» WORK TO BE COMPLETED: Emit the data below verbatim, stripping out any pictures.

** START RECORDS **

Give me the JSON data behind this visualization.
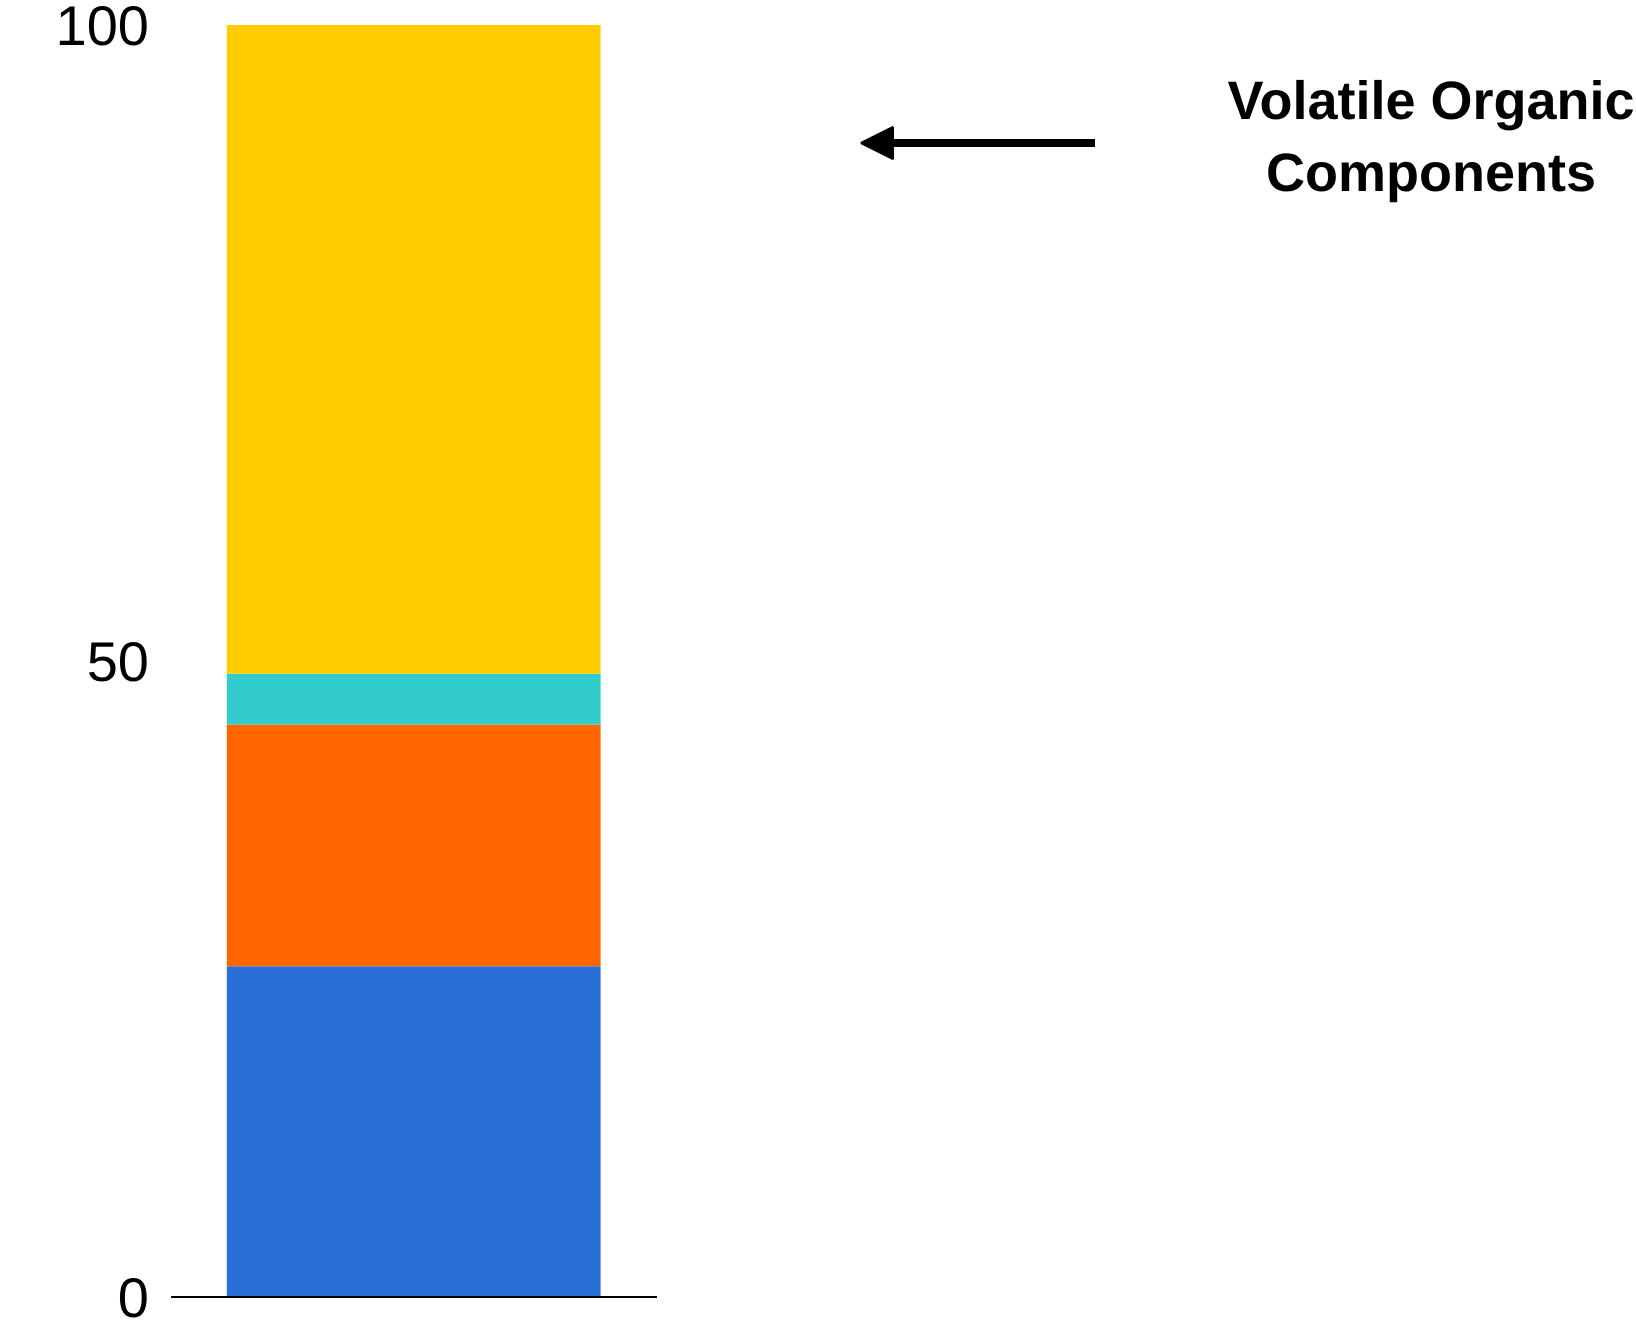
{
  "chart_data": {
    "type": "bar",
    "stacked": true,
    "categories": [
      null
    ],
    "series": [
      {
        "color": "#2a6fd8",
        "values": [
          26
        ]
      },
      {
        "color": "#ff6600",
        "values": [
          19
        ]
      },
      {
        "color": "#33cccc",
        "values": [
          4
        ]
      },
      {
        "color": "#ffcc00",
        "values": [
          51
        ]
      }
    ],
    "ylim": [
      0,
      100
    ],
    "yticks": [
      0,
      50,
      100
    ],
    "grid": false,
    "annotations": [
      "Volatile Organic Components"
    ]
  }
}
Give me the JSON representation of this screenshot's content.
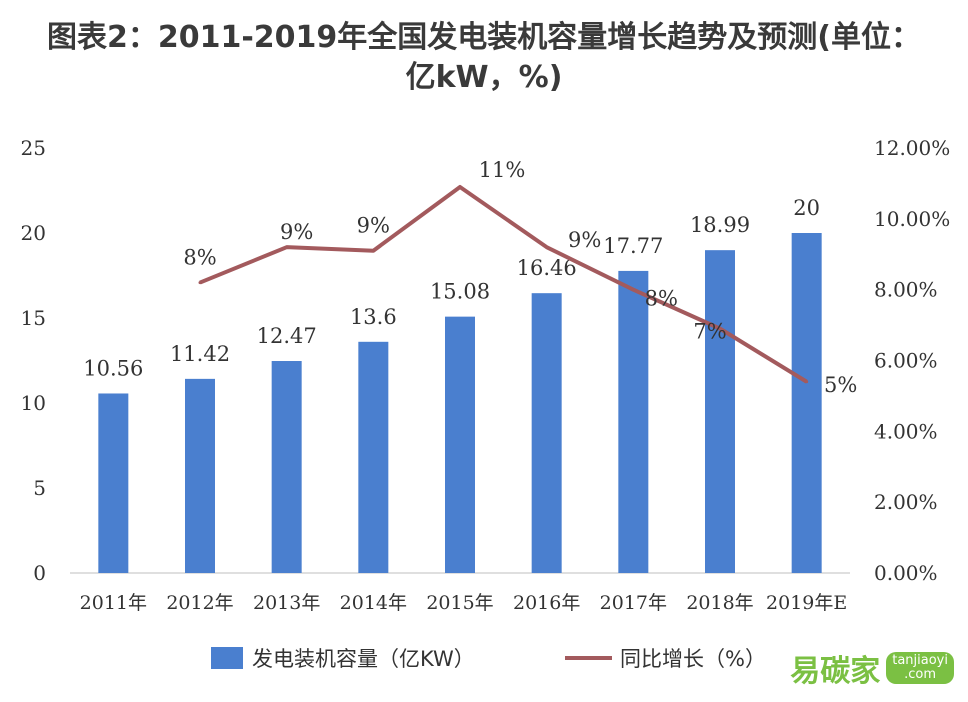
{
  "title_line1": "图表2：2011-2019年全国发电装机容量增长趋势及预测(单位：",
  "title_line2": "亿kW，%)",
  "logo": {
    "text": "易碳家",
    "domain": "tanjiaoyi",
    "tld": ".com"
  },
  "colors": {
    "bar": "#4a7fcf",
    "line": "#a35a5d"
  },
  "chart_data": {
    "type": "bar",
    "categories": [
      "2011年",
      "2012年",
      "2013年",
      "2014年",
      "2015年",
      "2016年",
      "2017年",
      "2018年",
      "2019年E"
    ],
    "series": [
      {
        "name": "发电装机容量（亿KW）",
        "type": "bar",
        "axis": "left",
        "values": [
          10.56,
          11.42,
          12.47,
          13.6,
          15.08,
          16.46,
          17.77,
          18.99,
          20
        ],
        "labels": [
          "10.56",
          "11.42",
          "12.47",
          "13.6",
          "15.08",
          "16.46",
          "17.77",
          "18.99",
          "20"
        ]
      },
      {
        "name": "同比增长（%）",
        "type": "line",
        "axis": "right",
        "values": [
          null,
          8.2,
          9.2,
          9.1,
          10.9,
          9.2,
          8.0,
          6.9,
          5.4
        ],
        "labels": [
          "",
          "8%",
          "9%",
          "9%",
          "11%",
          "9%",
          "8%",
          "7%",
          "5%"
        ]
      }
    ],
    "y_left": {
      "min": 0,
      "max": 25,
      "ticks": [
        "0",
        "5",
        "10",
        "15",
        "20",
        "25"
      ]
    },
    "y_right": {
      "min": 0,
      "max": 12,
      "ticks": [
        "0.00%",
        "2.00%",
        "4.00%",
        "6.00%",
        "8.00%",
        "10.00%",
        "12.00%"
      ]
    },
    "grid": false,
    "legend": "bottom"
  }
}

** END RECORDS **

» COMPLETED EXERCISE:
Give me the JSON data behind this visualization.
{
  "chart_data": {
    "type": "bar",
    "stacked": true,
    "categories": [
      null
    ],
    "series": [
      {
        "color": "#2a6fd8",
        "values": [
          26
        ]
      },
      {
        "color": "#ff6600",
        "values": [
          19
        ]
      },
      {
        "color": "#33cccc",
        "values": [
          4
        ]
      },
      {
        "color": "#ffcc00",
        "values": [
          51
        ]
      }
    ],
    "ylim": [
      0,
      100
    ],
    "yticks": [
      0,
      50,
      100
    ],
    "grid": false,
    "annotations": [
      "Volatile Organic Components"
    ]
  }
}
Give me the JSON representation of this screenshot's content.
{
  "title_line1": "图表2：2011-2019年全国发电装机容量增长趋势及预测(单位：",
  "title_line2": "亿kW，%)",
  "logo": {
    "text": "易碳家",
    "domain": "tanjiaoyi",
    "tld": ".com"
  },
  "colors": {
    "bar": "#4a7fcf",
    "line": "#a35a5d"
  },
  "chart_data": {
    "type": "bar",
    "categories": [
      "2011年",
      "2012年",
      "2013年",
      "2014年",
      "2015年",
      "2016年",
      "2017年",
      "2018年",
      "2019年E"
    ],
    "series": [
      {
        "name": "发电装机容量（亿KW）",
        "type": "bar",
        "axis": "left",
        "values": [
          10.56,
          11.42,
          12.47,
          13.6,
          15.08,
          16.46,
          17.77,
          18.99,
          20
        ],
        "labels": [
          "10.56",
          "11.42",
          "12.47",
          "13.6",
          "15.08",
          "16.46",
          "17.77",
          "18.99",
          "20"
        ]
      },
      {
        "name": "同比增长（%）",
        "type": "line",
        "axis": "right",
        "values": [
          null,
          8.2,
          9.2,
          9.1,
          10.9,
          9.2,
          8.0,
          6.9,
          5.4
        ],
        "labels": [
          "",
          "8%",
          "9%",
          "9%",
          "11%",
          "9%",
          "8%",
          "7%",
          "5%"
        ]
      }
    ],
    "y_left": {
      "min": 0,
      "max": 25,
      "ticks": [
        "0",
        "5",
        "10",
        "15",
        "20",
        "25"
      ]
    },
    "y_right": {
      "min": 0,
      "max": 12,
      "ticks": [
        "0.00%",
        "2.00%",
        "4.00%",
        "6.00%",
        "8.00%",
        "10.00%",
        "12.00%"
      ]
    },
    "grid": false,
    "legend": "bottom"
  }
}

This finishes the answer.